* Task directions
Scan the material below for the string "SHOULDER", and copy every line where it shows up.

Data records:
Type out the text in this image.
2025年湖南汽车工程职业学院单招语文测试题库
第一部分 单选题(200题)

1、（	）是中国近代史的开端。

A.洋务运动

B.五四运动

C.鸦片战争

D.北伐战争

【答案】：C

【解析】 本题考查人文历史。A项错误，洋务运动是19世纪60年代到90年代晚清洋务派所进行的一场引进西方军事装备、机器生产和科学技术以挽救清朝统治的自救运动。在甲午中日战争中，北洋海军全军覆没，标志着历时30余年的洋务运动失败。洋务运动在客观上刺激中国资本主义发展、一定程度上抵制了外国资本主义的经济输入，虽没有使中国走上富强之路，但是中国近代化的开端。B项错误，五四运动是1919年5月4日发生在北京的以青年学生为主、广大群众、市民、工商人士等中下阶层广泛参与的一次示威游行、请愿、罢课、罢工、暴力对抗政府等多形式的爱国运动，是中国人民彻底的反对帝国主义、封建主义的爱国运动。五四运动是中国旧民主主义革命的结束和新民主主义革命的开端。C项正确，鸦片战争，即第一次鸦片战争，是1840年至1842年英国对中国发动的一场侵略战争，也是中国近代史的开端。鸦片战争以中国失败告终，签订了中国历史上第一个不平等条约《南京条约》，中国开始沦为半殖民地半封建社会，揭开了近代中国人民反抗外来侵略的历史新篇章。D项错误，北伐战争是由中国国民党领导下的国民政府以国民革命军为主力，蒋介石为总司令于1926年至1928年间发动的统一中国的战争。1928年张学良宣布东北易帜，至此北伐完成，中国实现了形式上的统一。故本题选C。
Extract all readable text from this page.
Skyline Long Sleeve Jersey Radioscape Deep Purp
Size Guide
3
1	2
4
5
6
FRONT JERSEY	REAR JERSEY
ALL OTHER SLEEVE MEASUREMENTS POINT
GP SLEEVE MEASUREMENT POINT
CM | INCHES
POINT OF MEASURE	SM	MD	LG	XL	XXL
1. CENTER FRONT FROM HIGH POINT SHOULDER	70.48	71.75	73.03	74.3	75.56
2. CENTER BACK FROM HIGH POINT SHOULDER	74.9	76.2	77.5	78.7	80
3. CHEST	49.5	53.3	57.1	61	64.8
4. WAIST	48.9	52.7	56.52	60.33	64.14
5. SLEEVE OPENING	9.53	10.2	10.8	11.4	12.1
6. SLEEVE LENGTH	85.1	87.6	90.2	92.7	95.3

* Result of this exercise
1. CENTER FRONT FROM HIGH POINT SHOULDER	70.48	71.75	73.03	74.3	75.56
2. CENTER BACK FROM HIGH POINT SHOULDER	74.9	76.2	77.5	78.7	80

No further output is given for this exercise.